What you have to do:
Output every line exactly as written. Leave out pictures.
[start Input for this task]
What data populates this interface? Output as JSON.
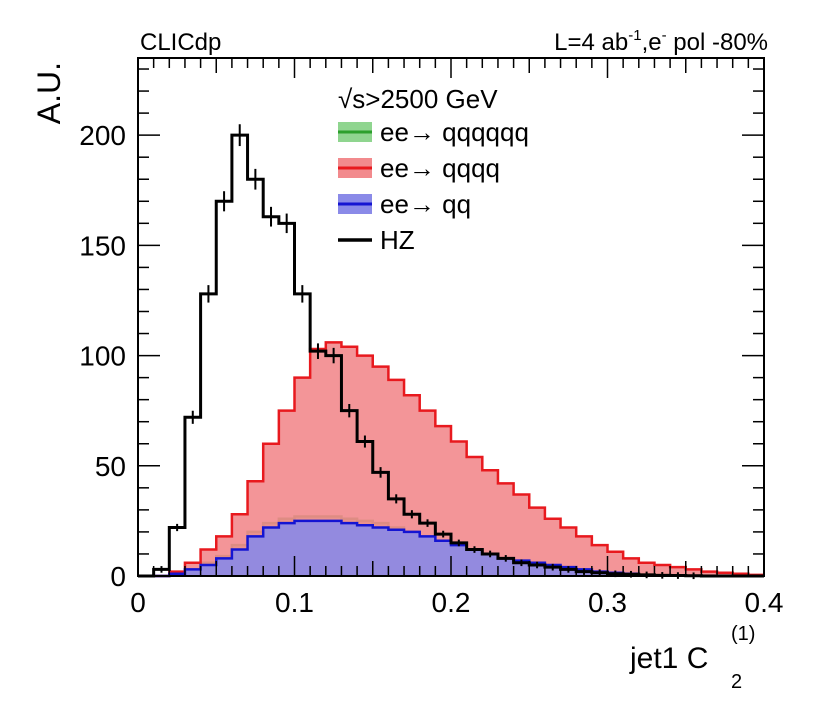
{
  "chart_data": {
    "type": "histogram",
    "header_left": "CLICdp",
    "header_right": {
      "lumi_prefix": "L=4 ab",
      "lumi_exp": "-1",
      "sep": ",e",
      "beam_exp": "-",
      "pol_text": " pol -80%"
    },
    "ylabel": "A.U.",
    "xlabel": {
      "main": "jet1 C",
      "sub": "2",
      "sup": "(1)"
    },
    "xlim": [
      0,
      0.4
    ],
    "ylim": [
      0,
      235
    ],
    "x_ticks": [
      0,
      0.1,
      0.2,
      0.3,
      0.4
    ],
    "x_tick_labels": [
      "0",
      "0.1",
      "0.2",
      "0.3",
      "0.4"
    ],
    "y_ticks": [
      0,
      50,
      100,
      150,
      200
    ],
    "y_tick_labels": [
      "0",
      "50",
      "100",
      "150",
      "200"
    ],
    "bin_edges": [
      0,
      0.01,
      0.02,
      0.03,
      0.04,
      0.05,
      0.06,
      0.07,
      0.08,
      0.09,
      0.1,
      0.11,
      0.12,
      0.13,
      0.14,
      0.15,
      0.16,
      0.17,
      0.18,
      0.19,
      0.2,
      0.21,
      0.22,
      0.23,
      0.24,
      0.25,
      0.26,
      0.27,
      0.28,
      0.29,
      0.3,
      0.31,
      0.32,
      0.33,
      0.34,
      0.35,
      0.36,
      0.37,
      0.38,
      0.39,
      0.4
    ],
    "legend_title": "√s>2500 GeV",
    "series": [
      {
        "name": "ee→ qqqqqq",
        "style": "stacked-fill",
        "color": "#2ca02c",
        "fill": "#8fd58f",
        "values": [
          0,
          0,
          1,
          3,
          6,
          9,
          14,
          20,
          24,
          26,
          27,
          27,
          27,
          26,
          25,
          24,
          22,
          20,
          18,
          16,
          14,
          12,
          10,
          8,
          6,
          5,
          4,
          3,
          2.5,
          2,
          1.5,
          1,
          0.8,
          0.5,
          0.3,
          0.2,
          0.1,
          0,
          0,
          0
        ]
      },
      {
        "name": "ee→ qqqq",
        "style": "stacked-fill",
        "color": "#e8191e",
        "fill": "#f28a8d",
        "values": [
          0,
          0,
          2,
          6,
          12,
          18,
          28,
          43,
          60,
          75,
          90,
          103,
          106,
          104,
          100,
          95,
          89,
          82,
          75,
          68,
          61,
          54,
          48,
          42,
          37,
          31,
          26,
          22,
          18,
          14,
          11,
          8,
          6,
          5,
          4,
          3,
          2,
          1.5,
          1,
          0.5
        ]
      },
      {
        "name": "ee→ qq",
        "style": "stacked-fill",
        "color": "#1414d2",
        "fill": "#8a8ae8",
        "values": [
          0,
          0,
          1,
          3,
          5,
          8,
          12,
          18,
          22,
          24,
          25,
          25,
          25,
          24,
          23,
          22,
          21,
          20,
          18,
          16,
          14,
          12,
          10,
          8,
          7,
          6,
          5,
          4,
          3,
          2,
          1.5,
          1,
          0.5,
          0.3,
          0.2,
          0.1,
          0,
          0,
          0,
          0
        ]
      },
      {
        "name": "HZ",
        "style": "step-line-errorbars",
        "color": "#000000",
        "values": [
          0,
          3,
          22,
          72,
          128,
          170,
          200,
          180,
          163,
          160,
          128,
          102,
          100,
          75,
          61,
          47,
          35,
          28,
          24,
          19,
          15,
          12,
          10,
          8,
          6,
          5,
          4,
          3,
          2,
          1.5,
          1,
          0.8,
          0.5,
          0.3,
          0.2,
          0.1,
          0,
          0,
          0,
          0
        ]
      }
    ]
  }
}
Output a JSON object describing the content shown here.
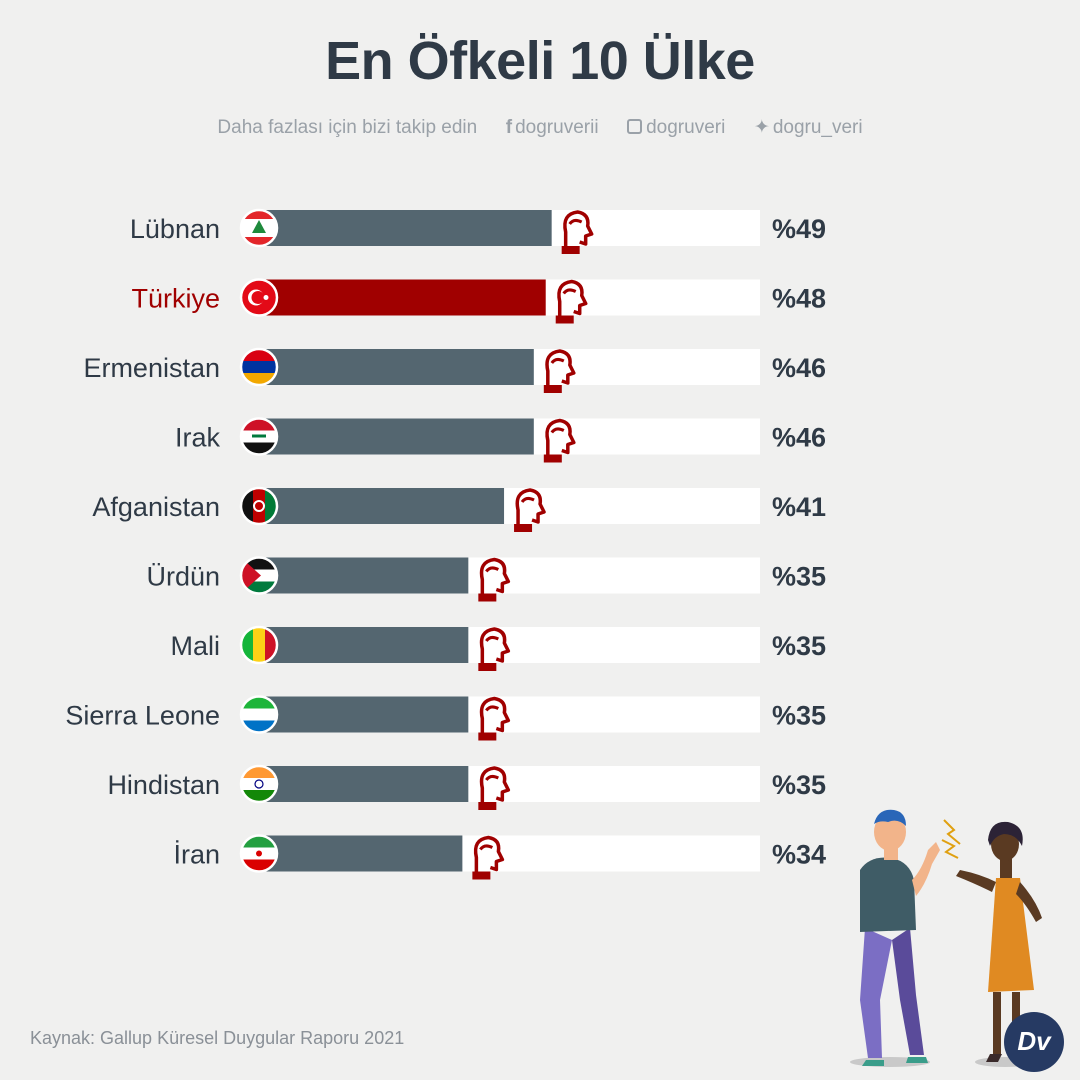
{
  "title": "En Öfkeli 10 Ülke",
  "follow": {
    "text": "Daha fazlası için bizi takip edin",
    "facebook": "dogruverii",
    "instagram": "dogruveri",
    "twitter": "dogru_veri"
  },
  "source": "Kaynak: Gallup Küresel Duygular Raporu 2021",
  "logo_text": "Dv",
  "colors": {
    "bar_default": "#546670",
    "bar_highlight": "#a00000",
    "track": "#ffffff",
    "label_default": "#2f3a46",
    "label_highlight": "#a00000",
    "icon": "#a00000"
  },
  "chart_data": {
    "type": "bar",
    "orientation": "horizontal",
    "categories": [
      "Lübnan",
      "Türkiye",
      "Ermenistan",
      "Irak",
      "Afganistan",
      "Ürdün",
      "Mali",
      "Sierra Leone",
      "Hindistan",
      "İran"
    ],
    "values": [
      49,
      48,
      46,
      46,
      41,
      35,
      35,
      35,
      35,
      34
    ],
    "value_labels": [
      "%49",
      "%48",
      "%46",
      "%46",
      "%41",
      "%35",
      "%35",
      "%35",
      "%35",
      "%34"
    ],
    "highlight": "Türkiye",
    "xlim": [
      0,
      84
    ],
    "flags": [
      "lebanon-flag-icon",
      "turkey-flag-icon",
      "armenia-flag-icon",
      "iraq-flag-icon",
      "afghanistan-flag-icon",
      "jordan-flag-icon",
      "mali-flag-icon",
      "sierra-leone-flag-icon",
      "india-flag-icon",
      "iran-flag-icon"
    ],
    "marker_icon": "angry-head-icon"
  }
}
[end Input for this task]
Task response:
What data populates this interface? Output as JSON.
{
  "chart_data": {
    "type": "histogram",
    "header_left": "CLICdp",
    "header_right": {
      "lumi_prefix": "L=4 ab",
      "lumi_exp": "-1",
      "sep": ",e",
      "beam_exp": "-",
      "pol_text": " pol -80%"
    },
    "ylabel": "A.U.",
    "xlabel": {
      "main": "jet1 C",
      "sub": "2",
      "sup": "(1)"
    },
    "xlim": [
      0,
      0.4
    ],
    "ylim": [
      0,
      235
    ],
    "x_ticks": [
      0,
      0.1,
      0.2,
      0.3,
      0.4
    ],
    "x_tick_labels": [
      "0",
      "0.1",
      "0.2",
      "0.3",
      "0.4"
    ],
    "y_ticks": [
      0,
      50,
      100,
      150,
      200
    ],
    "y_tick_labels": [
      "0",
      "50",
      "100",
      "150",
      "200"
    ],
    "bin_edges": [
      0,
      0.01,
      0.02,
      0.03,
      0.04,
      0.05,
      0.06,
      0.07,
      0.08,
      0.09,
      0.1,
      0.11,
      0.12,
      0.13,
      0.14,
      0.15,
      0.16,
      0.17,
      0.18,
      0.19,
      0.2,
      0.21,
      0.22,
      0.23,
      0.24,
      0.25,
      0.26,
      0.27,
      0.28,
      0.29,
      0.3,
      0.31,
      0.32,
      0.33,
      0.34,
      0.35,
      0.36,
      0.37,
      0.38,
      0.39,
      0.4
    ],
    "legend_title": "√s>2500 GeV",
    "series": [
      {
        "name": "ee→ qqqqqq",
        "style": "stacked-fill",
        "color": "#2ca02c",
        "fill": "#8fd58f",
        "values": [
          0,
          0,
          1,
          3,
          6,
          9,
          14,
          20,
          24,
          26,
          27,
          27,
          27,
          26,
          25,
          24,
          22,
          20,
          18,
          16,
          14,
          12,
          10,
          8,
          6,
          5,
          4,
          3,
          2.5,
          2,
          1.5,
          1,
          0.8,
          0.5,
          0.3,
          0.2,
          0.1,
          0,
          0,
          0
        ]
      },
      {
        "name": "ee→ qqqq",
        "style": "stacked-fill",
        "color": "#e8191e",
        "fill": "#f28a8d",
        "values": [
          0,
          0,
          2,
          6,
          12,
          18,
          28,
          43,
          60,
          75,
          90,
          103,
          106,
          104,
          100,
          95,
          89,
          82,
          75,
          68,
          61,
          54,
          48,
          42,
          37,
          31,
          26,
          22,
          18,
          14,
          11,
          8,
          6,
          5,
          4,
          3,
          2,
          1.5,
          1,
          0.5
        ]
      },
      {
        "name": "ee→ qq",
        "style": "stacked-fill",
        "color": "#1414d2",
        "fill": "#8a8ae8",
        "values": [
          0,
          0,
          1,
          3,
          5,
          8,
          12,
          18,
          22,
          24,
          25,
          25,
          25,
          24,
          23,
          22,
          21,
          20,
          18,
          16,
          14,
          12,
          10,
          8,
          7,
          6,
          5,
          4,
          3,
          2,
          1.5,
          1,
          0.5,
          0.3,
          0.2,
          0.1,
          0,
          0,
          0,
          0
        ]
      },
      {
        "name": "HZ",
        "style": "step-line-errorbars",
        "color": "#000000",
        "values": [
          0,
          3,
          22,
          72,
          128,
          170,
          200,
          180,
          163,
          160,
          128,
          102,
          100,
          75,
          61,
          47,
          35,
          28,
          24,
          19,
          15,
          12,
          10,
          8,
          6,
          5,
          4,
          3,
          2,
          1.5,
          1,
          0.8,
          0.5,
          0.3,
          0.2,
          0.1,
          0,
          0,
          0,
          0
        ]
      }
    ]
  }
}
Output a JSON object describing the content shown here.
{
  "title": "En Öfkeli 10 Ülke",
  "follow": {
    "text": "Daha fazlası için bizi takip edin",
    "facebook": "dogruverii",
    "instagram": "dogruveri",
    "twitter": "dogru_veri"
  },
  "source": "Kaynak: Gallup Küresel Duygular Raporu 2021",
  "logo_text": "Dv",
  "colors": {
    "bar_default": "#546670",
    "bar_highlight": "#a00000",
    "track": "#ffffff",
    "label_default": "#2f3a46",
    "label_highlight": "#a00000",
    "icon": "#a00000"
  },
  "chart_data": {
    "type": "bar",
    "orientation": "horizontal",
    "categories": [
      "Lübnan",
      "Türkiye",
      "Ermenistan",
      "Irak",
      "Afganistan",
      "Ürdün",
      "Mali",
      "Sierra Leone",
      "Hindistan",
      "İran"
    ],
    "values": [
      49,
      48,
      46,
      46,
      41,
      35,
      35,
      35,
      35,
      34
    ],
    "value_labels": [
      "%49",
      "%48",
      "%46",
      "%46",
      "%41",
      "%35",
      "%35",
      "%35",
      "%35",
      "%34"
    ],
    "highlight": "Türkiye",
    "xlim": [
      0,
      84
    ],
    "flags": [
      "lebanon-flag-icon",
      "turkey-flag-icon",
      "armenia-flag-icon",
      "iraq-flag-icon",
      "afghanistan-flag-icon",
      "jordan-flag-icon",
      "mali-flag-icon",
      "sierra-leone-flag-icon",
      "india-flag-icon",
      "iran-flag-icon"
    ],
    "marker_icon": "angry-head-icon"
  }
}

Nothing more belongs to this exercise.